Énoncé 1
Reproduis le passage de l'extrait sur le bien commun qui commence aux mots « Dans les dernières » et s'arrête après « occidentales) ont raison ! ».

Extrait
-- -- --

Le bien commun est l’ensemble de ce qui soutient la coexistence et par conséquent l’être même des personnes. La notion de bien commun est souvent considérée comme équivalente à celle d’intérêt général. Pourtant, les deux expressions se rattachent à des représentations de l’homme et de la société fort différentes.
Si l’expression « intérêt général » est la plus usitée, c’est qu’elle s’accorde avec la vision aujourd’hui dominante selon laquelle l’économie marchande est l’alpha et l’oméga des sociétés humaines. Cette vision s’est elle-même lentement formée et diffusée dans le monde occidental à partir du début du XIVe siècle. Thomas d’Aquin, en cela fidèle à Aristote, pensait que l’état social est l’état naturel de l’homme ; dans ces conditions, le bien de chacun ne peut se réaliser qu’en relation avec le bien commun. Le bien commun ne se réduit donc pas à l’intérêt général : il concerne l’être des personnes et pas seulement leur avoir.
Les Franciscains professèrent au contraire que si Adam et Ève n’avaient pas péché, leurs descendants n’auraient pas eu besoin de vivre en société. La société est opus humanum. Dieu a créé le monde et les hommes ; puis les hommes ont créé la société à des fins utilitaires (économiques et sécuritaires). Dans le prolongement de cette vision, les jésuites élaborèrent la distinction entre état de nature et contrat social. De Hobbes et Locke à Rawls et Nozick en passant par Rousseau, cette trame narrative a été sans cesse reprise jusqu’à nos jours.
La notion d’intérêt général a ainsi tendu à se substituer à celle de bien commun, même si la référence au bien commun a encore sa place dans le solidarisme de Léon Bourgeois et de Célestin Bouglé.
Dans les dernières décennies du XXe siècle, un second renversement de perspective a commencé à s’opérer. Il est aujourd’hui pleinement acquis dans le domaine. Les remarquables progrès accomplis en primatologie, en paléoanthropologie et en psychologie du développement aboutissent en effet à la même conclusion : l’état de nature de l’homme, c’est l’état social. Aristote, Thomas d’Aquin (ainsi que la plupart des cultures non occidentales) ont raison !
C’est seulement dans un cadre de coexistence socialisé que le nouveau-né peut trouver sa place en tant qu’être humain. Le fait d’être à plusieurs, de coexister précède l’existence de soi. La première forme de bien vécu par le bébé est celui que lui procure l’attachement réciproque qui le lie aux adultes qui prennent soin de lui. Ce bien premier, on peut l’appeler « bien commun vécu » puisque chacun des partenaires de la relation ne jouit de ce bien qu’à la condition que les autres l’éprouvent également.

-- -- --

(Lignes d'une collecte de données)
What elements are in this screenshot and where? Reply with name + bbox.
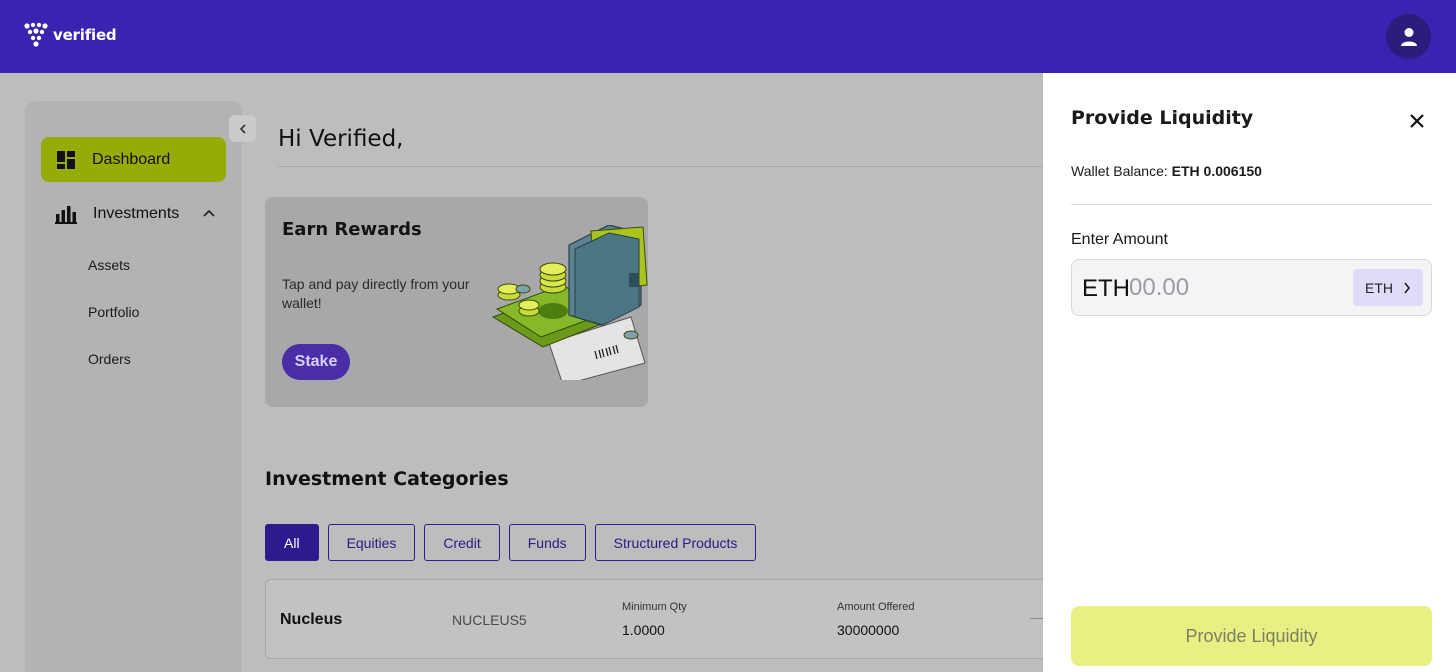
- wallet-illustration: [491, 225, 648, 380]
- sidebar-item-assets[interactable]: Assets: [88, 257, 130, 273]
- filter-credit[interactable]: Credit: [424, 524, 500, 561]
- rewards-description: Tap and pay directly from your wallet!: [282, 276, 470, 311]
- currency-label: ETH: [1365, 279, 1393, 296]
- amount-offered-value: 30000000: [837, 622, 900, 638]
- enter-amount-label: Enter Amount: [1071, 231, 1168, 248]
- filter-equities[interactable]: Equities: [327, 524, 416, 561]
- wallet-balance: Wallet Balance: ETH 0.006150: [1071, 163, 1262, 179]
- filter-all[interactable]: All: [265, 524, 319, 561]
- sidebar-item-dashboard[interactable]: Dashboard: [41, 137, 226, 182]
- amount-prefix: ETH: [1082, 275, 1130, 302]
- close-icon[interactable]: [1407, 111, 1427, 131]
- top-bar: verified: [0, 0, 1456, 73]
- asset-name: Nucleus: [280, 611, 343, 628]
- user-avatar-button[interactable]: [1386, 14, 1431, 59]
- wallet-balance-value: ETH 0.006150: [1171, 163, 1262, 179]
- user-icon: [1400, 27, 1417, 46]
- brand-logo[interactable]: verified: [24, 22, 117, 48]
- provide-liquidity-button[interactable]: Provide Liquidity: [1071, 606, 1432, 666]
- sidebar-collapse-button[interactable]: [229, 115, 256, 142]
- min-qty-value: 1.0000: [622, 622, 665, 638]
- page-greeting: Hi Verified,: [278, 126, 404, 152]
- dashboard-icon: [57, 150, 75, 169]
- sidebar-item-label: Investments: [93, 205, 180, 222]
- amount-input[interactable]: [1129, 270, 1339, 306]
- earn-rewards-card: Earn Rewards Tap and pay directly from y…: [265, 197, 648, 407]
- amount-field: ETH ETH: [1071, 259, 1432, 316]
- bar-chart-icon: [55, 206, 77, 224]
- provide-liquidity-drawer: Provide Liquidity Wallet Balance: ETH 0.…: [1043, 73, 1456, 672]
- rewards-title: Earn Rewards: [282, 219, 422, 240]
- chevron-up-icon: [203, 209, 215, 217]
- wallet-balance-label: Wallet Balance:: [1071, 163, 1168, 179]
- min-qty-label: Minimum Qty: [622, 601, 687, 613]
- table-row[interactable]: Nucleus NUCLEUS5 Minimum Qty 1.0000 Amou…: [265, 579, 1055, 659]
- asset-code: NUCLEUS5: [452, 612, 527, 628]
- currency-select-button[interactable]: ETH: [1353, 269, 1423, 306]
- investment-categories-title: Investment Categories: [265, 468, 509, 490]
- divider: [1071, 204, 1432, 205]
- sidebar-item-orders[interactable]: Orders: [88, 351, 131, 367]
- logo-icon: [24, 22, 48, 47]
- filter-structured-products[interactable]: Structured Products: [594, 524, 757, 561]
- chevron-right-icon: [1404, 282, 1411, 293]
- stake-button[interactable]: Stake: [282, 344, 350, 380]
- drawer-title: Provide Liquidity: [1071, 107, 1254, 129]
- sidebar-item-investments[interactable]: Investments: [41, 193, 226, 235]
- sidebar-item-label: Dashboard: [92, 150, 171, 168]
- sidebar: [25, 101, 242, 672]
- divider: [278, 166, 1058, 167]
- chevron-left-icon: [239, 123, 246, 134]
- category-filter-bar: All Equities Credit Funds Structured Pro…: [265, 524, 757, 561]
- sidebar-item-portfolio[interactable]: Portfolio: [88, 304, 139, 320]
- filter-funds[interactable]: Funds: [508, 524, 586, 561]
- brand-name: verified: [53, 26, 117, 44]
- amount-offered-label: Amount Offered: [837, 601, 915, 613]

-- -- --

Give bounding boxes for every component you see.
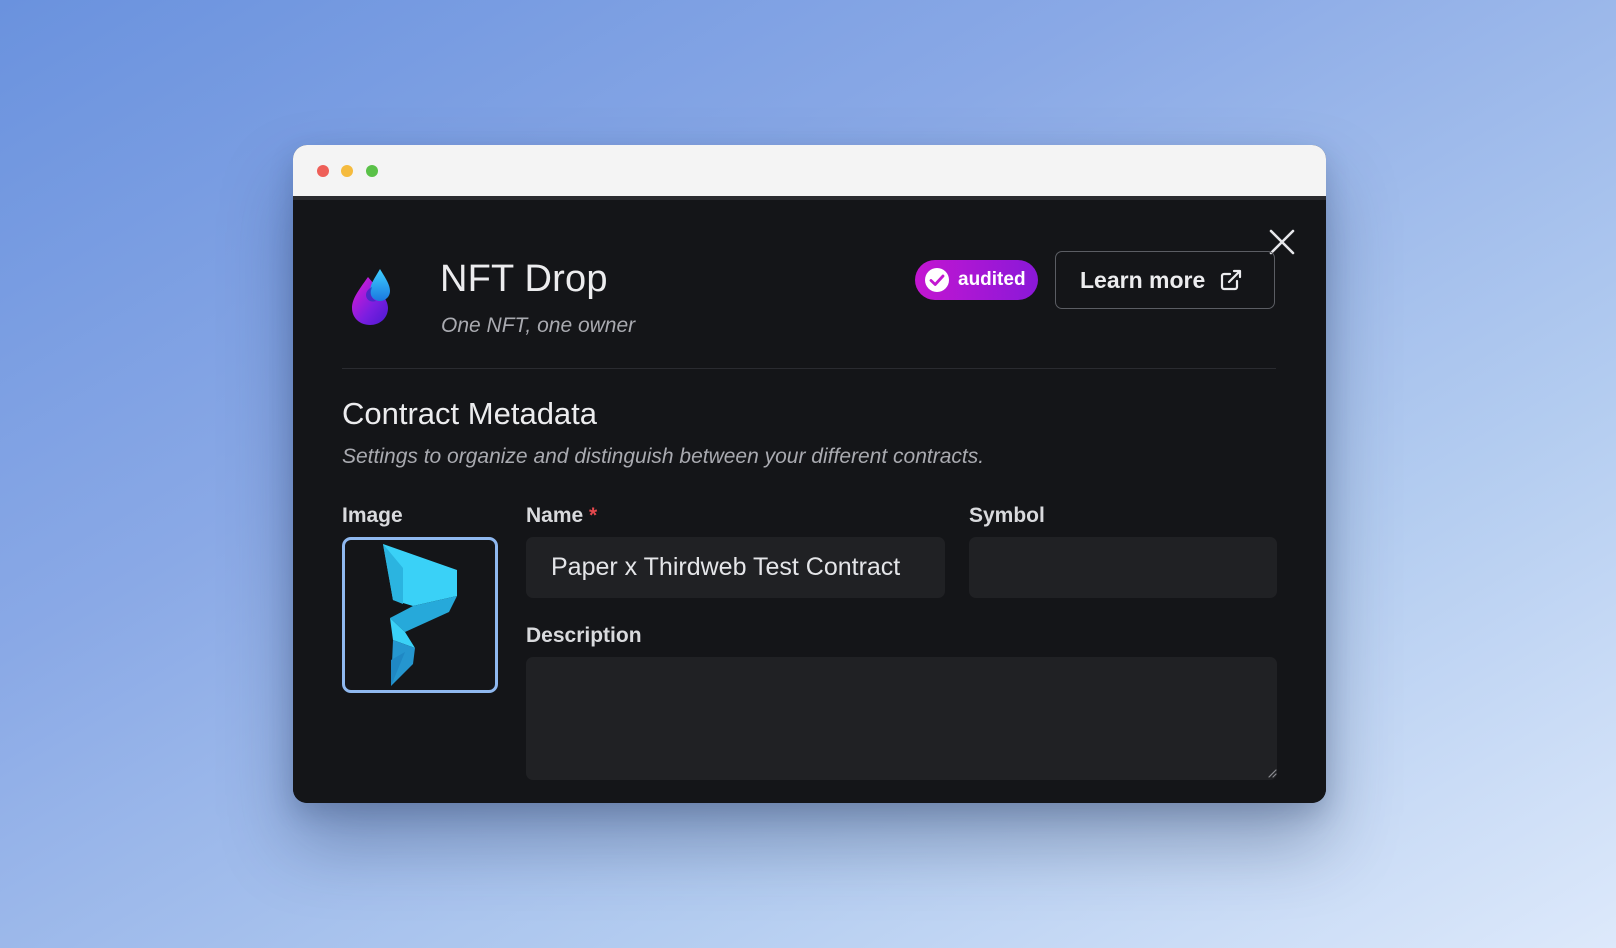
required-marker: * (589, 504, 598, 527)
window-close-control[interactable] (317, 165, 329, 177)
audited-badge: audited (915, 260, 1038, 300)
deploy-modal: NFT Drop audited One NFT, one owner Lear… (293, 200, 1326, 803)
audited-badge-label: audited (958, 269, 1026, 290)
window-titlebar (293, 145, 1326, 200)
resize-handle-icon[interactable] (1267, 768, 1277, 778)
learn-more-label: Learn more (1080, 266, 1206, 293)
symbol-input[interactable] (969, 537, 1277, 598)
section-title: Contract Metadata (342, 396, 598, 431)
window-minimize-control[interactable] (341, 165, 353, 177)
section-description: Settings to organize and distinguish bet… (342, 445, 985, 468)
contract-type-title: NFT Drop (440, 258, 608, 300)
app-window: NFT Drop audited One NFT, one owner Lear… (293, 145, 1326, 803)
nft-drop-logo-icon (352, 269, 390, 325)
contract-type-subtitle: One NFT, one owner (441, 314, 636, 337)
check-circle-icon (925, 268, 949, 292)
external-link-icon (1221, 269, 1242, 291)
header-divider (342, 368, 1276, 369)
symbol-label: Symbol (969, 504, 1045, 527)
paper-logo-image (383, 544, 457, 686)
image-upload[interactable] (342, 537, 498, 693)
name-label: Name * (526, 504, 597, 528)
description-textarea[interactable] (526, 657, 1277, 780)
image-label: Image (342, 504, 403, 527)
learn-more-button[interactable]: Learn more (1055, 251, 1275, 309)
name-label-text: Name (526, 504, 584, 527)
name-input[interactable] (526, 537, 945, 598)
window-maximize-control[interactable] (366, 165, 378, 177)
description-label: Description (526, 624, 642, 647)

-- -- --

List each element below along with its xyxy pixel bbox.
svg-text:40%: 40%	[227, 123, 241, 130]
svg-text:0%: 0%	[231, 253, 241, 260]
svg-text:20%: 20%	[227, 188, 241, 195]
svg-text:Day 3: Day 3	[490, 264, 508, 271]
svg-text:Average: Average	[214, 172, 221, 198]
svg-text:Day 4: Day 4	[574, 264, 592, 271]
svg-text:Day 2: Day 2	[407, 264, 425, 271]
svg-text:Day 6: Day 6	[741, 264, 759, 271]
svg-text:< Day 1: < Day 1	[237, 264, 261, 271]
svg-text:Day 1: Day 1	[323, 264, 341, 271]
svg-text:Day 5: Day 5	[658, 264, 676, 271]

-- -- --

Énoncé 2
Dans les lignes de données, reprends de la ligne contenant « - wallet-illustration: [491, 225, 648, 380] » jusqu'à celle contenant « - asset-name: Nucleus: [280, 611, 343, 628] », bornes incluses, en remplaçant « Enter Amount » par « Amount to Send » sans rien changer d'autre, s'il te plaît.

Réponse complète 1
Dans les dernières décennies du XXe siècle, un second renversement de perspective a commencé à s’opérer. Il est aujourd’hui pleinement acquis dans le domaine. Les remarquables progrès accomplis en primatologie, en paléoanthropologie et en psychologie du développement aboutissent en effet à la même conclusion : l’état de nature de l’homme, c’est l’état social. Aristote, Thomas d’Aquin (ainsi que la plupart des cultures non occidentales) ont raison !

Réponse complète 2
- wallet-illustration: [491, 225, 648, 380]
- sidebar-item-assets[interactable]: Assets: [88, 257, 130, 273]
- filter-credit[interactable]: Credit: [424, 524, 500, 561]
- rewards-description: Tap and pay directly from your wallet!: [282, 276, 470, 311]
- currency-label: ETH: [1365, 279, 1393, 296]
- amount-offered-value: 30000000: [837, 622, 900, 638]
- enter-amount-label: Amount to Send: [1071, 231, 1168, 248]
- filter-equities[interactable]: Equities: [327, 524, 416, 561]
- wallet-balance: Wallet Balance: ETH 0.006150: [1071, 163, 1262, 179]
- filter-all[interactable]: All: [265, 524, 319, 561]
- sidebar-item-dashboard[interactable]: Dashboard: [41, 137, 226, 182]
- amount-prefix: ETH: [1082, 275, 1130, 302]
- close-icon[interactable]: [1407, 111, 1427, 131]
- top-bar: verified: [0, 0, 1456, 73]
- asset-name: Nucleus: [280, 611, 343, 628]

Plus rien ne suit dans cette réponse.